▶ [Materials provided]
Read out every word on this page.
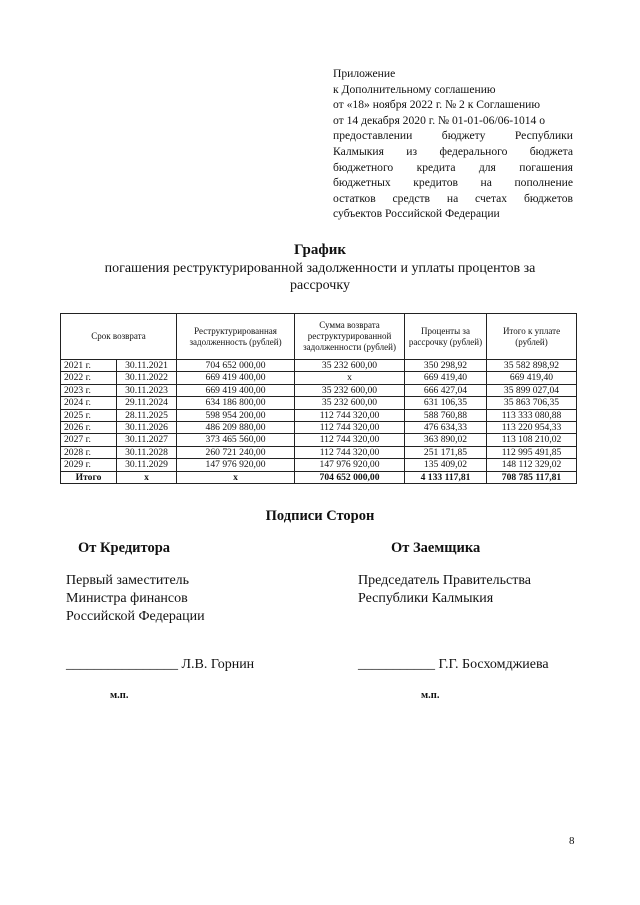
Приложение
к Дополнительному соглашению
от «18» ноября 2022 г. № 2 к Соглашению
от 14 декабря 2020 г. № 01-01-06/06-1014 о
предоставлении бюджету Республики
Калмыкия из федерального бюджета
бюджетного кредита для погашения
бюджетных кредитов на пополнение
остатков средств на счетах бюджетов
субъектов Российской Федерации
График
погашения реструктурированной задолженности и уплаты процентов за
рассрочку
Срок возврата		Реструктурированная задолженность (рублей)	Сумма возврата реструктурированной задолженности (рублей)	Проценты за рассрочку (рублей)	Итого к уплате (рублей)
2021 г.	30.11.2021	704 652 000,00	35 232 600,00	350 298,92	35 582 898,92
2022 г.	30.11.2022	669 419 400,00	x	669 419,40	669 419,40
2023 г.	30.11.2023	669 419 400,00	35 232 600,00	666 427,04	35 899 027,04
2024 г.	29.11.2024	634 186 800,00	35 232 600,00	631 106,35	35 863 706,35
2025 г.	28.11.2025	598 954 200,00	112 744 320,00	588 760,88	113 333 080,88
2026 г.	30.11.2026	486 209 880,00	112 744 320,00	476 634,33	113 220 954,33
2027 г.	30.11.2027	373 465 560,00	112 744 320,00	363 890,02	113 108 210,02
2028 г.	30.11.2028	260 721 240,00	112 744 320,00	251 171,85	112 995 491,85
2029 г.	30.11.2029	147 976 920,00	147 976 920,00	135 409,02	148 112 329,02
Итого	x	x	704 652 000,00	4 133 117,81	708 785 117,81
Подписи Сторон
От Кредитора	От Заемщика
Первый заместитель
Министра финансов
Российской Федерации
Председатель Правительства
Республики Калмыкия
________________ Л.В. Горнин	___________ Г.Г. Босхомджиева
м.п.	м.п.
8
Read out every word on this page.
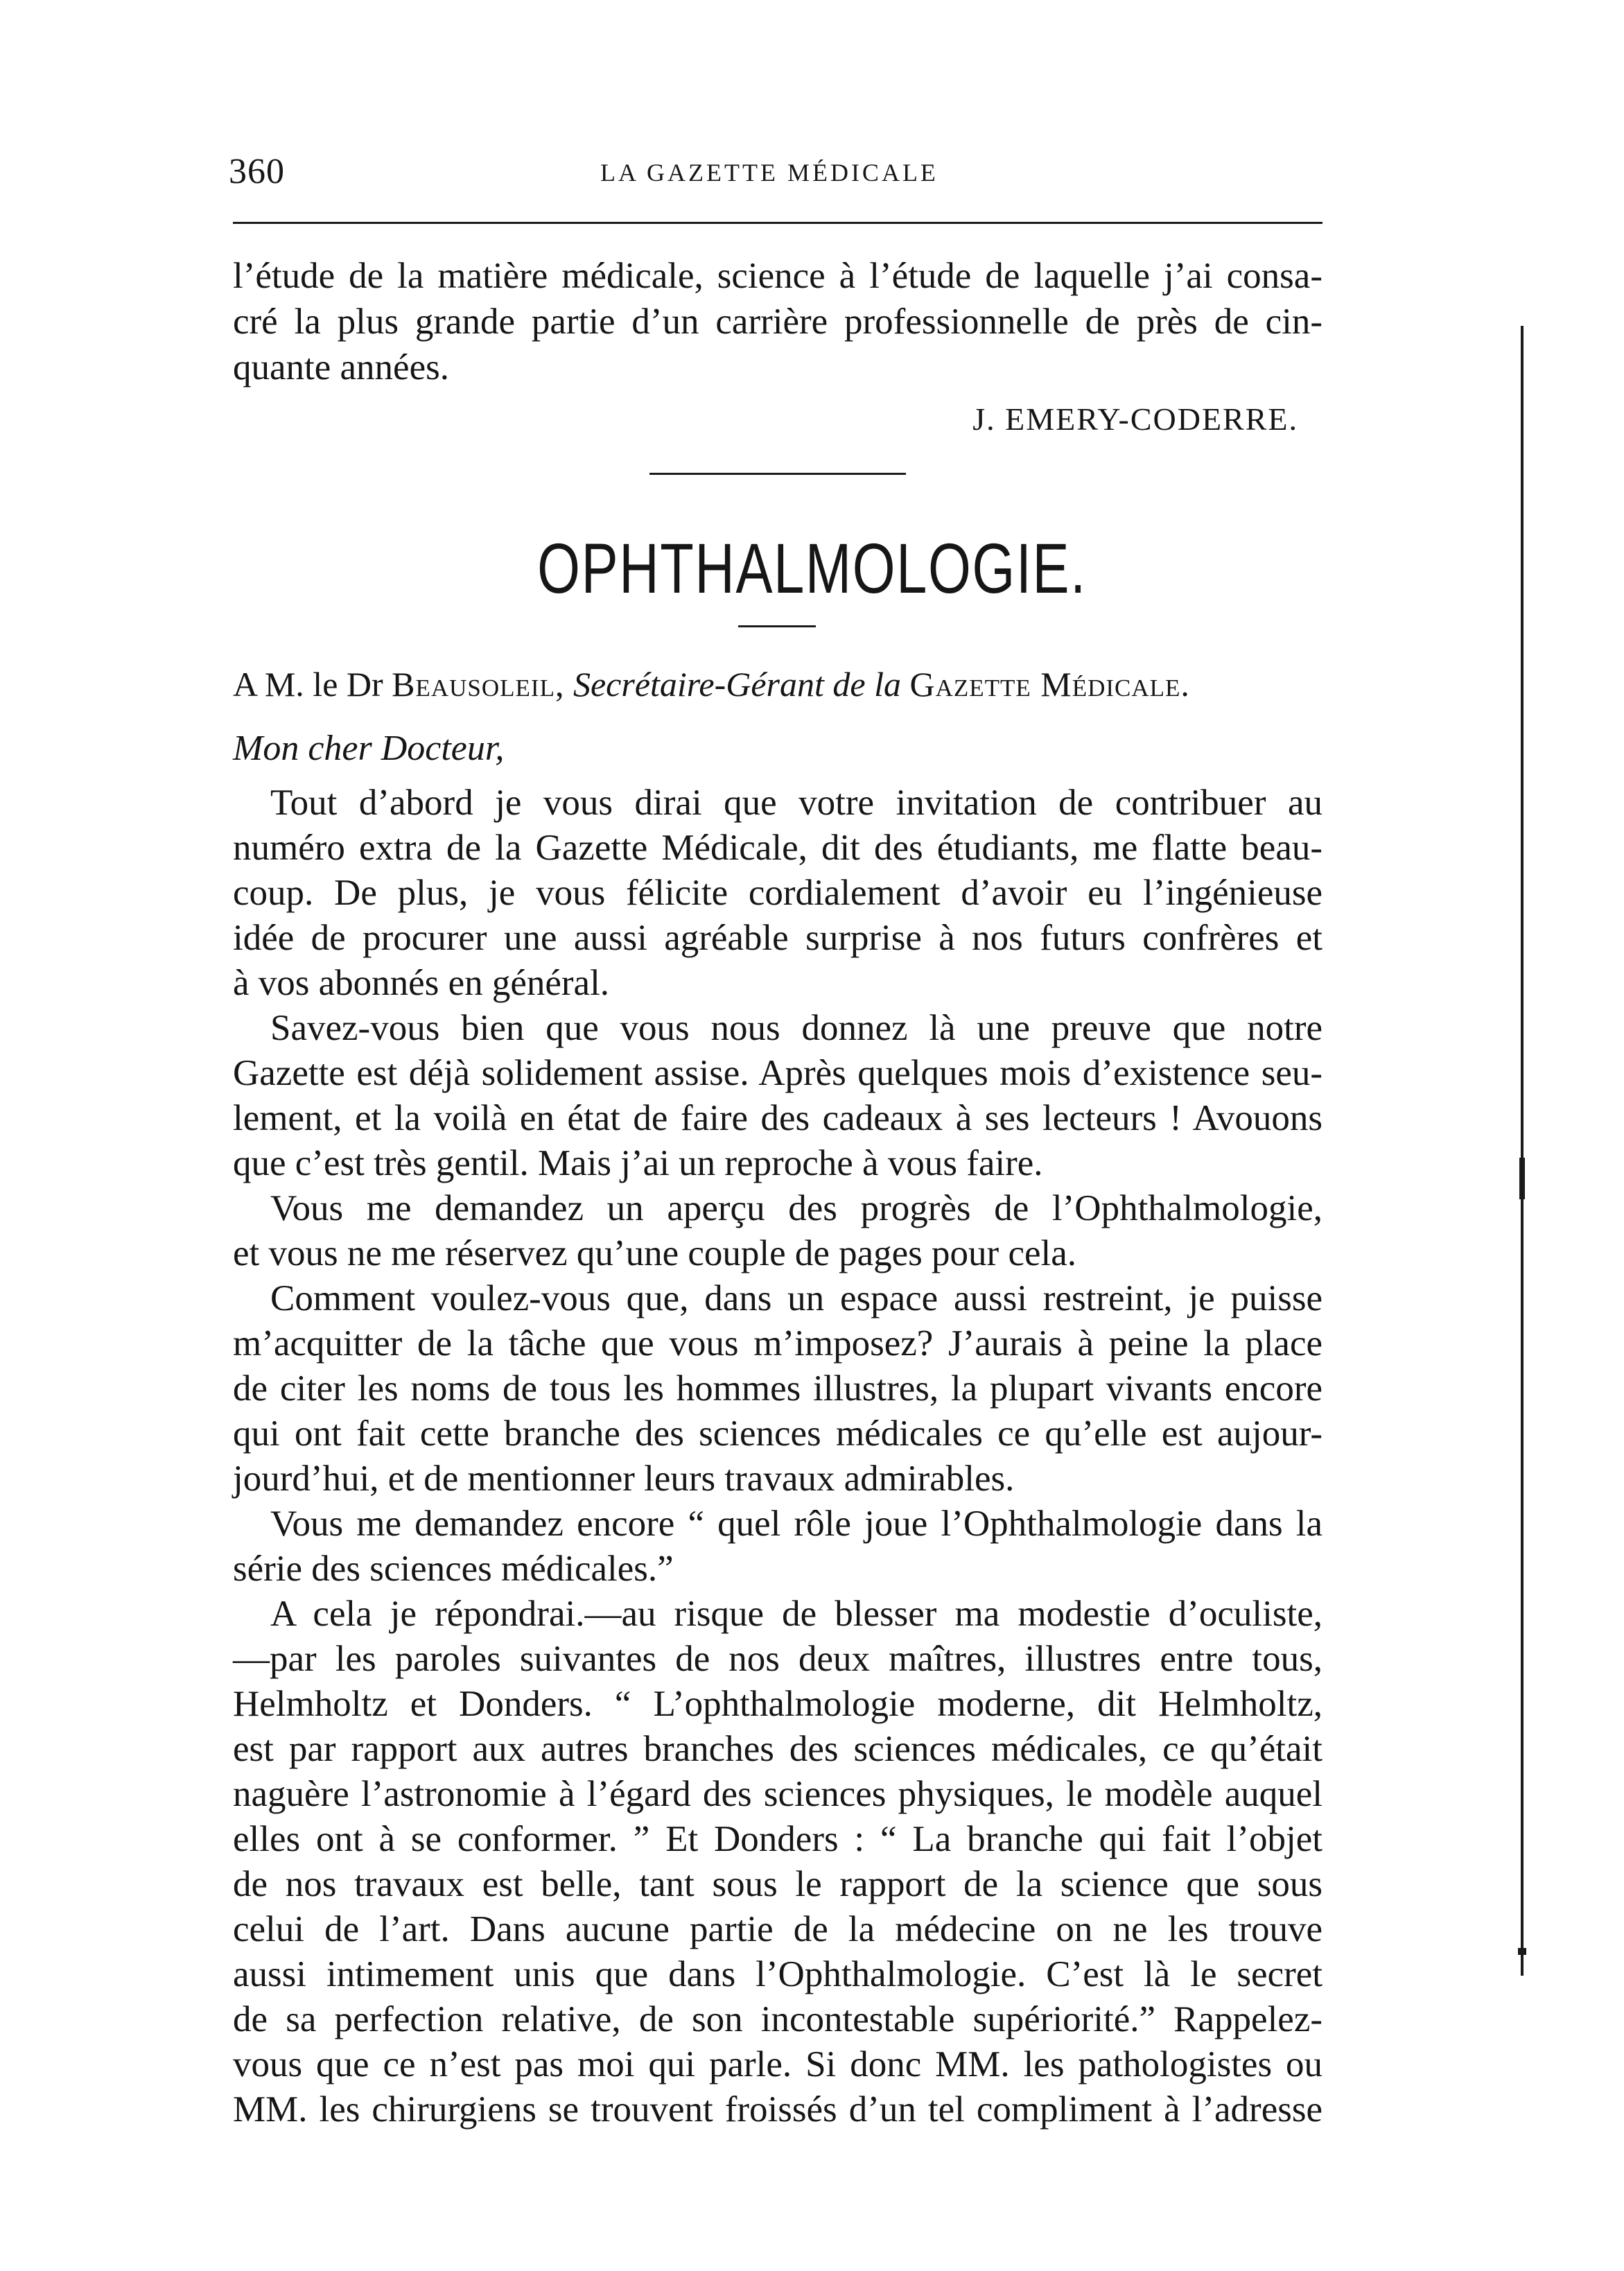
360	LA GAZETTE MÉDICALE
l’étude de la matière médicale, science à l’étude de laquelle j’ai consa-
cré la plus grande partie d’un carrière professionnelle de près de cin-
quante années.
J. EMERY-CODERRE.
OPHTHALMOLOGIE.
A M. le Dr Beausoleil, Secrétaire-Gérant de la Gazette Médicale.
Mon cher Docteur,
Tout d’abord je vous dirai que votre invitation de contribuer au
numéro extra de la Gazette Médicale, dit des étudiants, me flatte beau-
coup. De plus, je vous félicite cordialement d’avoir eu l’ingénieuse
idée de procurer une aussi agréable surprise à nos futurs confrères et
à vos abonnés en général.
Savez-vous bien que vous nous donnez là une preuve que notre
Gazette est déjà solidement assise. Après quelques mois d’existence seu-
lement, et la voilà en état de faire des cadeaux à ses lecteurs ! Avouons
que c’est très gentil. Mais j’ai un reproche à vous faire.
Vous me demandez un aperçu des progrès de l’Ophthalmologie,
et vous ne me réservez qu’une couple de pages pour cela.
Comment voulez-vous que, dans un espace aussi restreint, je puisse
m’acquitter de la tâche que vous m’imposez? J’aurais à peine la place
de citer les noms de tous les hommes illustres, la plupart vivants encore
qui ont fait cette branche des sciences médicales ce qu’elle est aujour-
jourd’hui, et de mentionner leurs travaux admirables.
Vous me demandez encore “ quel rôle joue l’Ophthalmologie dans la
série des sciences médicales.”
A cela je répondrai.—au risque de blesser ma modestie d’oculiste,
—par les paroles suivantes de nos deux maîtres, illustres entre tous,
Helmholtz et Donders. “ L’ophthalmologie moderne, dit Helmholtz,
est par rapport aux autres branches des sciences médicales, ce qu’était
naguère l’astronomie à l’égard des sciences physiques, le modèle auquel
elles ont à se conformer. ” Et Donders : “ La branche qui fait l’objet
de nos travaux est belle, tant sous le rapport de la science que sous
celui de l’art. Dans aucune partie de la médecine on ne les trouve
aussi intimement unis que dans l’Ophthalmologie. C’est là le secret
de sa perfection relative, de son incontestable supériorité.” Rappelez-
vous que ce n’est pas moi qui parle. Si donc MM. les pathologistes ou
MM. les chirurgiens se trouvent froissés d’un tel compliment à l’adresse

▶ [Challenge] Repeat each record exactly, with the pictures left out.

▶ [Result for this exercise]
Read out every word on this page.
Приложение
к Дополнительному соглашению
от «18» ноября 2022 г. № 2 к Соглашению
от 14 декабря 2020 г. № 01-01-06/06-1014 о
предоставлении бюджету Республики
Калмыкия из федерального бюджета
бюджетного кредита для погашения
бюджетных кредитов на пополнение
остатков средств на счетах бюджетов
субъектов Российской Федерации
График
погашения реструктурированной задолженности и уплаты процентов за
рассрочку
Срок возврата		Реструктурированная задолженность (рублей)	Сумма возврата реструктурированной задолженности (рублей)	Проценты за рассрочку (рублей)	Итого к уплате (рублей)
2021 г.	30.11.2021	704 652 000,00	35 232 600,00	350 298,92	35 582 898,92
2022 г.	30.11.2022	669 419 400,00	x	669 419,40	669 419,40
2023 г.	30.11.2023	669 419 400,00	35 232 600,00	666 427,04	35 899 027,04
2024 г.	29.11.2024	634 186 800,00	35 232 600,00	631 106,35	35 863 706,35
2025 г.	28.11.2025	598 954 200,00	112 744 320,00	588 760,88	113 333 080,88
2026 г.	30.11.2026	486 209 880,00	112 744 320,00	476 634,33	113 220 954,33
2027 г.	30.11.2027	373 465 560,00	112 744 320,00	363 890,02	113 108 210,02
2028 г.	30.11.2028	260 721 240,00	112 744 320,00	251 171,85	112 995 491,85
2029 г.	30.11.2029	147 976 920,00	147 976 920,00	135 409,02	148 112 329,02
Итого	x	x	704 652 000,00	4 133 117,81	708 785 117,81
Подписи Сторон
От Кредитора	От Заемщика
Первый заместитель
Министра финансов
Российской Федерации
Председатель Правительства
Республики Калмыкия
________________ Л.В. Горнин	___________ Г.Г. Босхомджиева
м.п.	м.п.
8
Read out every word on this page.
360	LA GAZETTE MÉDICALE
l’étude de la matière médicale, science à l’étude de laquelle j’ai consa-
cré la plus grande partie d’un carrière professionnelle de près de cin-
quante années.
J. EMERY-CODERRE.
OPHTHALMOLOGIE.
A M. le Dr Beausoleil, Secrétaire-Gérant de la Gazette Médicale.
Mon cher Docteur,
Tout d’abord je vous dirai que votre invitation de contribuer au
numéro extra de la Gazette Médicale, dit des étudiants, me flatte beau-
coup. De plus, je vous félicite cordialement d’avoir eu l’ingénieuse
idée de procurer une aussi agréable surprise à nos futurs confrères et
à vos abonnés en général.
Savez-vous bien que vous nous donnez là une preuve que notre
Gazette est déjà solidement assise. Après quelques mois d’existence seu-
lement, et la voilà en état de faire des cadeaux à ses lecteurs ! Avouons
que c’est très gentil. Mais j’ai un reproche à vous faire.
Vous me demandez un aperçu des progrès de l’Ophthalmologie,
et vous ne me réservez qu’une couple de pages pour cela.
Comment voulez-vous que, dans un espace aussi restreint, je puisse
m’acquitter de la tâche que vous m’imposez? J’aurais à peine la place
de citer les noms de tous les hommes illustres, la plupart vivants encore
qui ont fait cette branche des sciences médicales ce qu’elle est aujour-
jourd’hui, et de mentionner leurs travaux admirables.
Vous me demandez encore “ quel rôle joue l’Ophthalmologie dans la
série des sciences médicales.”
A cela je répondrai.—au risque de blesser ma modestie d’oculiste,
—par les paroles suivantes de nos deux maîtres, illustres entre tous,
Helmholtz et Donders. “ L’ophthalmologie moderne, dit Helmholtz,
est par rapport aux autres branches des sciences médicales, ce qu’était
naguère l’astronomie à l’égard des sciences physiques, le modèle auquel
elles ont à se conformer. ” Et Donders : “ La branche qui fait l’objet
de nos travaux est belle, tant sous le rapport de la science que sous
celui de l’art. Dans aucune partie de la médecine on ne les trouve
aussi intimement unis que dans l’Ophthalmologie. C’est là le secret
de sa perfection relative, de son incontestable supériorité.” Rappelez-
vous que ce n’est pas moi qui parle. Si donc MM. les pathologistes ou
MM. les chirurgiens se trouvent froissés d’un tel compliment à l’adresse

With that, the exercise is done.